<<<<
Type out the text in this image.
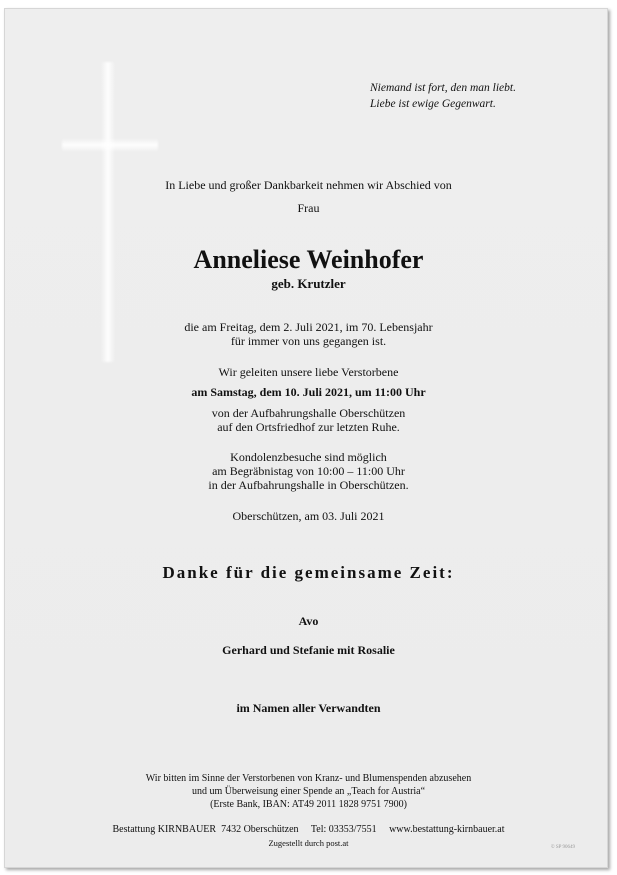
Niemand ist fort, den man liebt.
Liebe ist ewige Gegenwart.
In Liebe und großer Dankbarkeit nehmen wir Abschied von
Frau
Anneliese Weinhofer
geb. Krutzler
die am Freitag, dem 2. Juli 2021, im 70. Lebensjahr
für immer von uns gegangen ist.
Wir geleiten unsere liebe Verstorbene
am Samstag, dem 10. Juli 2021, um 11:00 Uhr
von der Aufbahrungshalle Oberschützen
auf den Ortsfriedhof zur letzten Ruhe.
Kondolenzbesuche sind möglich
am Begräbnistag von 10:00 – 11:00 Uhr
in der Aufbahrungshalle in Oberschützen.
Oberschützen, am 03. Juli 2021
Danke für die gemeinsame Zeit:
Avo
Gerhard und Stefanie mit Rosalie
im Namen aller Verwandten
Wir bitten im Sinne der Verstorbenen von Kranz- und Blumenspenden abzusehen
und um Überweisung einer Spende an „Teach for Austria“
(Erste Bank, IBAN: AT49 2011 1828 9751 7900)
Bestattung KIRNBAUER 7432 Oberschützen Tel: 03353/7551 www.bestattung-kirnbauer.at
Zugestellt durch post.at	© SP 90649
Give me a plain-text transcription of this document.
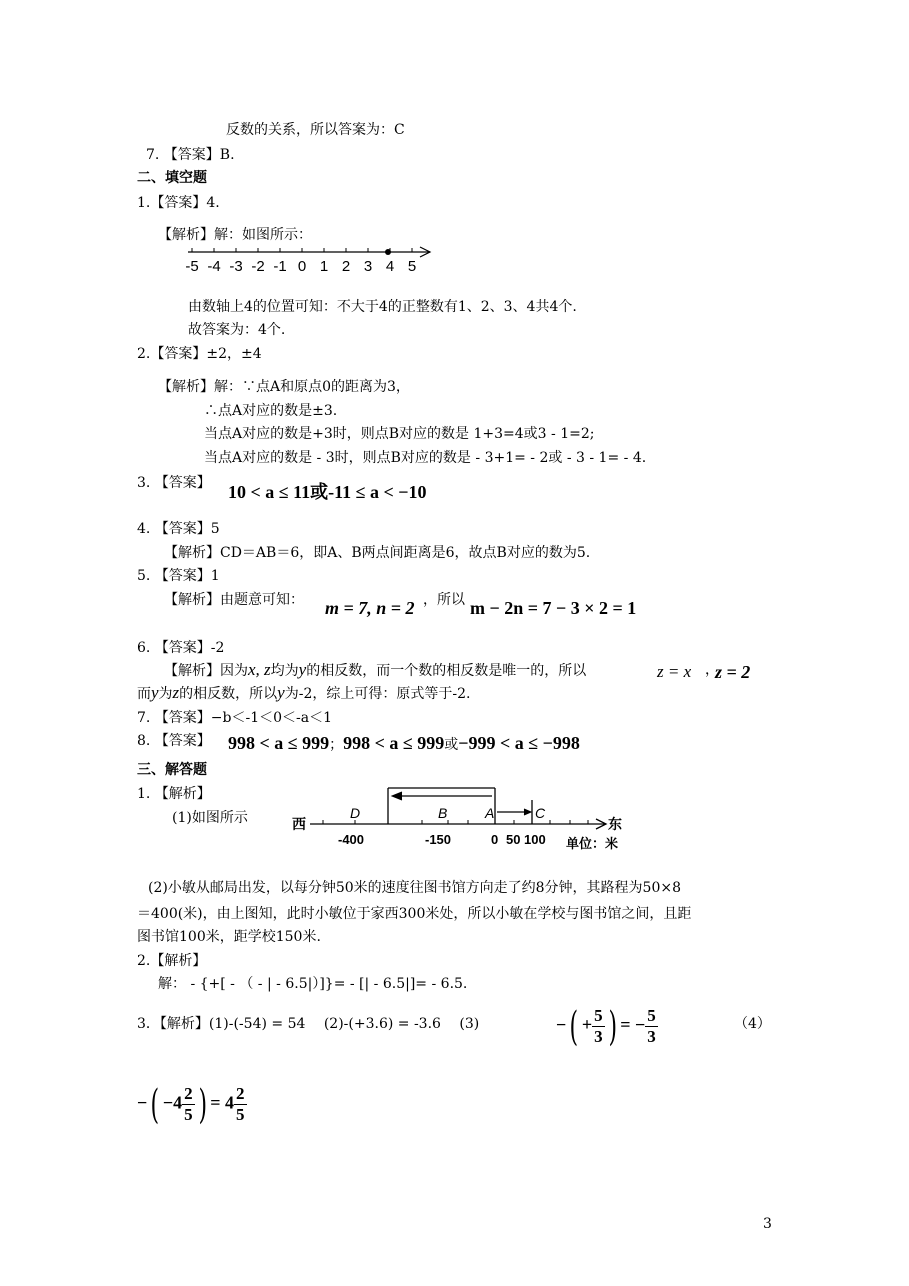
反数的关系，所以答案为：C
7. 【答案】B.
二、填空题
1.【答案】4.
【解析】解：如图所示：
-5 -4 -3 -2 -1 0 1 2 3 4 5
由数轴上4的位置可知：不大于4的正整数有1、2、3、4共4个.
故答案为：4个.
2.【答案】±2，±4
【解析】解：∵点A和原点0的距离为3，
∴点A对应的数是±3.
当点A对应的数是+3时，则点B对应的数是 1+3=4或3 - 1=2;
当点A对应的数是 - 3时，则点B对应的数是 - 3+1= - 2或 - 3 - 1= - 4.
3. 【答案】 10 < a ≤ 11或-11 ≤ a < −10
4. 【答案】5
【解析】CD＝AB＝6，即A、B两点间距离是6，故点B对应的数为5.
5. 【答案】1
【解析】由题意可知： m = 7, n = 2 ，所以 m − 2n = 7 − 3 × 2 = 1
6. 【答案】-2
【解析】因为x, z均为y的相反数，而一个数的相反数是唯一的，所以	z = x ，
z = 2
而y为z的相反数，所以y为-2，综上可得：原式等于-2.
7. 【答案】−b＜-1＜0＜-a＜1
8. 【答案】 998 < a ≤ 999；998 < a ≤ 999或−999 < a ≤ −998
三、解答题
1. 【解析】
(1)如图所示	西	东
D	B	A	C
-400	-150	0 50 100 单位：米
(2)小敏从邮局出发，以每分钟50米的速度往图书馆方向走了约8分钟，其路程为50×8
＝400(米)，由上图知，此时小敏位于家西300米处，所以小敏在学校与图书馆之间，且距
图书馆100米，距学校150米.
2.【解析】
解： - {+[ - （ - | - 6.5|）]}= - [| - 6.5|]= - 6.5.
3．【解析】(1)-(-54) = 54　 (2)-(+3.6) = -3.6　 (3)	−( + $\frac{5}{3}$ ) = − $\frac{5}{3}$	（4）
−( $-4 \frac{2}{5}$ ) = $4 \frac{2}{5}$
3
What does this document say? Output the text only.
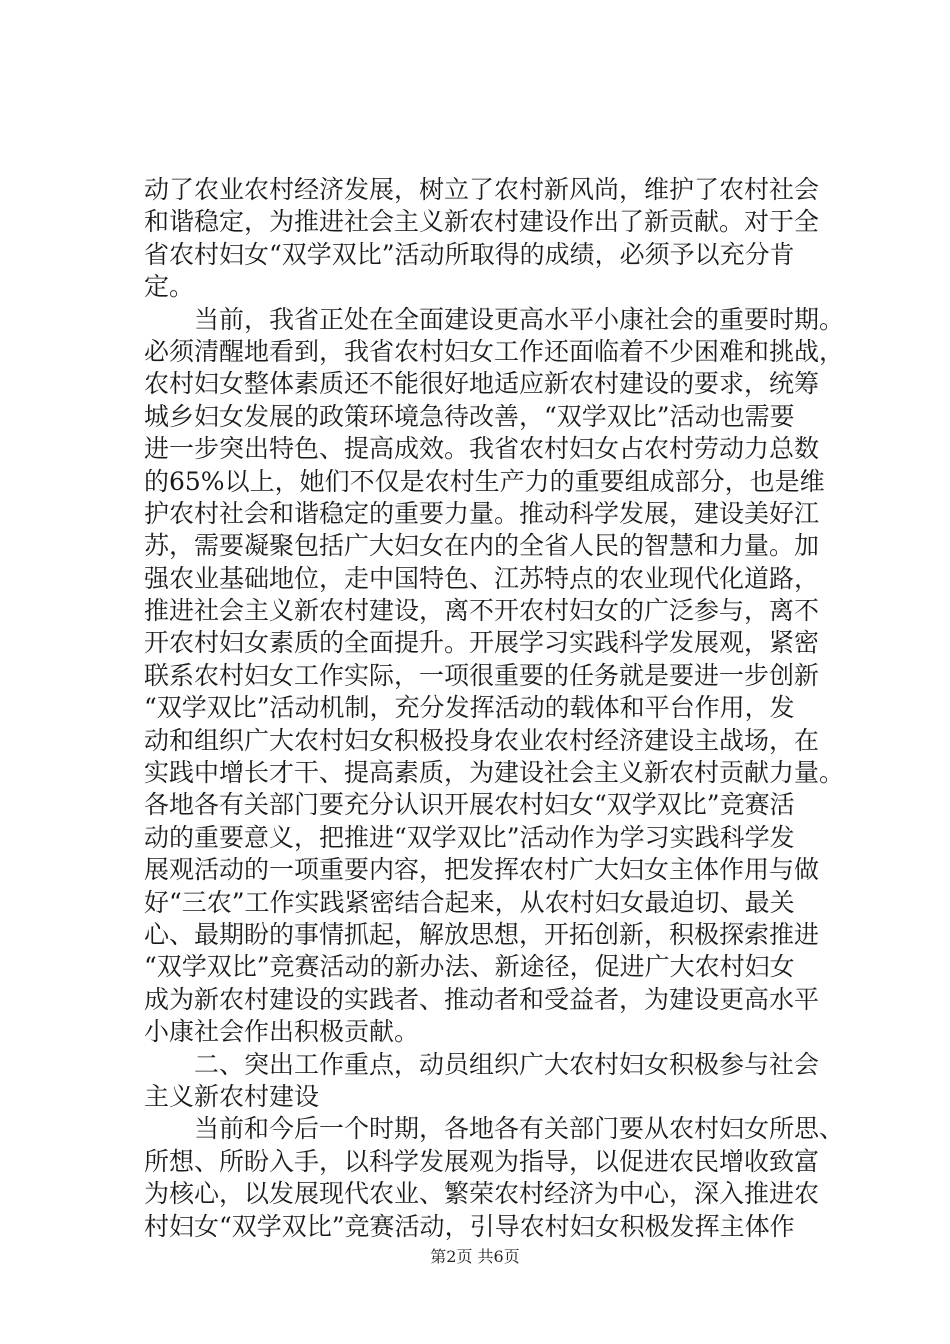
动了农业农村经济发展，树立了农村新风尚，维护了农村社会
和谐稳定，为推进社会主义新农村建设作出了新贡献。对于全
省农村妇女“双学双比”活动所取得的成绩，必须予以充分肯
定。
　　当前，我省正处在全面建设更高水平小康社会的重要时期。
必须清醒地看到，我省农村妇女工作还面临着不少困难和挑战，
农村妇女整体素质还不能很好地适应新农村建设的要求，统筹
城乡妇女发展的政策环境急待改善，“双学双比”活动也需要
进一步突出特色、提高成效。我省农村妇女占农村劳动力总数
的65%以上，她们不仅是农村生产力的重要组成部分，也是维
护农村社会和谐稳定的重要力量。推动科学发展，建设美好江
苏，需要凝聚包括广大妇女在内的全省人民的智慧和力量。加
强农业基础地位，走中国特色、江苏特点的农业现代化道路，
推进社会主义新农村建设，离不开农村妇女的广泛参与，离不
开农村妇女素质的全面提升。开展学习实践科学发展观，紧密
联系农村妇女工作实际，一项很重要的任务就是要进一步创新
“双学双比”活动机制，充分发挥活动的载体和平台作用，发
动和组织广大农村妇女积极投身农业农村经济建设主战场，在
实践中增长才干、提高素质，为建设社会主义新农村贡献力量。
各地各有关部门要充分认识开展农村妇女“双学双比”竞赛活
动的重要意义，把推进“双学双比”活动作为学习实践科学发
展观活动的一项重要内容，把发挥农村广大妇女主体作用与做
好“三农”工作实践紧密结合起来，从农村妇女最迫切、最关
心、最期盼的事情抓起，解放思想，开拓创新，积极探索推进
“双学双比”竞赛活动的新办法、新途径，促进广大农村妇女
成为新农村建设的实践者、推动者和受益者，为建设更高水平
小康社会作出积极贡献。
　　二、突出工作重点，动员组织广大农村妇女积极参与社会
主义新农村建设
　　当前和今后一个时期，各地各有关部门要从农村妇女所思、
所想、所盼入手，以科学发展观为指导，以促进农民增收致富
为核心，以发展现代农业、繁荣农村经济为中心，深入推进农
村妇女“双学双比”竞赛活动，引导农村妇女积极发挥主体作
第2页 共6页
>>>>
» **DIRECTIVE**
Skip the pictures and transcribe the rest of the records exactly.

» **THE ANSWER**
Type out the text in this image.
Niemand ist fort, den man liebt.
Liebe ist ewige Gegenwart.
In Liebe und großer Dankbarkeit nehmen wir Abschied von
Frau
Anneliese Weinhofer
geb. Krutzler
die am Freitag, dem 2. Juli 2021, im 70. Lebensjahr
für immer von uns gegangen ist.
Wir geleiten unsere liebe Verstorbene
am Samstag, dem 10. Juli 2021, um 11:00 Uhr
von der Aufbahrungshalle Oberschützen
auf den Ortsfriedhof zur letzten Ruhe.
Kondolenzbesuche sind möglich
am Begräbnistag von 10:00 – 11:00 Uhr
in der Aufbahrungshalle in Oberschützen.
Oberschützen, am 03. Juli 2021
Danke für die gemeinsame Zeit:
Avo
Gerhard und Stefanie mit Rosalie
im Namen aller Verwandten
Wir bitten im Sinne der Verstorbenen von Kranz- und Blumenspenden abzusehen
und um Überweisung einer Spende an „Teach for Austria“
(Erste Bank, IBAN: AT49 2011 1828 9751 7900)
Bestattung KIRNBAUER 7432 Oberschützen Tel: 03353/7551 www.bestattung-kirnbauer.at
Zugestellt durch post.at	© SP 90649
Give me a plain-text transcription of this document.
反数的关系，所以答案为：C
7. 【答案】B.
二、填空题
1.【答案】4.
【解析】解：如图所示：
-5 -4 -3 -2 -1 0 1 2 3 4 5
由数轴上4的位置可知：不大于4的正整数有1、2、3、4共4个.
故答案为：4个.
2.【答案】±2，±4
【解析】解：∵点A和原点0的距离为3，
∴点A对应的数是±3.
当点A对应的数是+3时，则点B对应的数是 1+3=4或3 - 1=2;
当点A对应的数是 - 3时，则点B对应的数是 - 3+1= - 2或 - 3 - 1= - 4.
3. 【答案】 10 < a ≤ 11或-11 ≤ a < −10
4. 【答案】5
【解析】CD＝AB＝6，即A、B两点间距离是6，故点B对应的数为5.
5. 【答案】1
【解析】由题意可知： m = 7, n = 2 ，所以 m − 2n = 7 − 3 × 2 = 1
6. 【答案】-2
【解析】因为x, z均为y的相反数，而一个数的相反数是唯一的，所以	z = x ，
z = 2
而y为z的相反数，所以y为-2，综上可得：原式等于-2.
7. 【答案】−b＜-1＜0＜-a＜1
8. 【答案】 998 < a ≤ 999；998 < a ≤ 999或−999 < a ≤ −998
三、解答题
1. 【解析】
(1)如图所示	西	东
D	B	A	C
-400	-150	0 50 100 单位：米
(2)小敏从邮局出发，以每分钟50米的速度往图书馆方向走了约8分钟，其路程为50×8
＝400(米)，由上图知，此时小敏位于家西300米处，所以小敏在学校与图书馆之间，且距
图书馆100米，距学校150米.
2.【解析】
解： - {+[ - （ - | - 6.5|）]}= - [| - 6.5|]= - 6.5.
3．【解析】(1)-(-54) = 54　 (2)-(+3.6) = -3.6　 (3)	−( + $\frac{5}{3}$ ) = − $\frac{5}{3}$	（4）
−( $-4 \frac{2}{5}$ ) = $4 \frac{2}{5}$
3
What does this document say? Output the text only.
动了农业农村经济发展，树立了农村新风尚，维护了农村社会
和谐稳定，为推进社会主义新农村建设作出了新贡献。对于全
省农村妇女“双学双比”活动所取得的成绩，必须予以充分肯
定。
　　当前，我省正处在全面建设更高水平小康社会的重要时期。
必须清醒地看到，我省农村妇女工作还面临着不少困难和挑战，
农村妇女整体素质还不能很好地适应新农村建设的要求，统筹
城乡妇女发展的政策环境急待改善，“双学双比”活动也需要
进一步突出特色、提高成效。我省农村妇女占农村劳动力总数
的65%以上，她们不仅是农村生产力的重要组成部分，也是维
护农村社会和谐稳定的重要力量。推动科学发展，建设美好江
苏，需要凝聚包括广大妇女在内的全省人民的智慧和力量。加
强农业基础地位，走中国特色、江苏特点的农业现代化道路，
推进社会主义新农村建设，离不开农村妇女的广泛参与，离不
开农村妇女素质的全面提升。开展学习实践科学发展观，紧密
联系农村妇女工作实际，一项很重要的任务就是要进一步创新
“双学双比”活动机制，充分发挥活动的载体和平台作用，发
动和组织广大农村妇女积极投身农业农村经济建设主战场，在
实践中增长才干、提高素质，为建设社会主义新农村贡献力量。
各地各有关部门要充分认识开展农村妇女“双学双比”竞赛活
动的重要意义，把推进“双学双比”活动作为学习实践科学发
展观活动的一项重要内容，把发挥农村广大妇女主体作用与做
好“三农”工作实践紧密结合起来，从农村妇女最迫切、最关
心、最期盼的事情抓起，解放思想，开拓创新，积极探索推进
“双学双比”竞赛活动的新办法、新途径，促进广大农村妇女
成为新农村建设的实践者、推动者和受益者，为建设更高水平
小康社会作出积极贡献。
　　二、突出工作重点，动员组织广大农村妇女积极参与社会
主义新农村建设
　　当前和今后一个时期，各地各有关部门要从农村妇女所思、
所想、所盼入手，以科学发展观为指导，以促进农民增收致富
为核心，以发展现代农业、繁荣农村经济为中心，深入推进农
村妇女“双学双比”竞赛活动，引导农村妇女积极发挥主体作
第2页 共6页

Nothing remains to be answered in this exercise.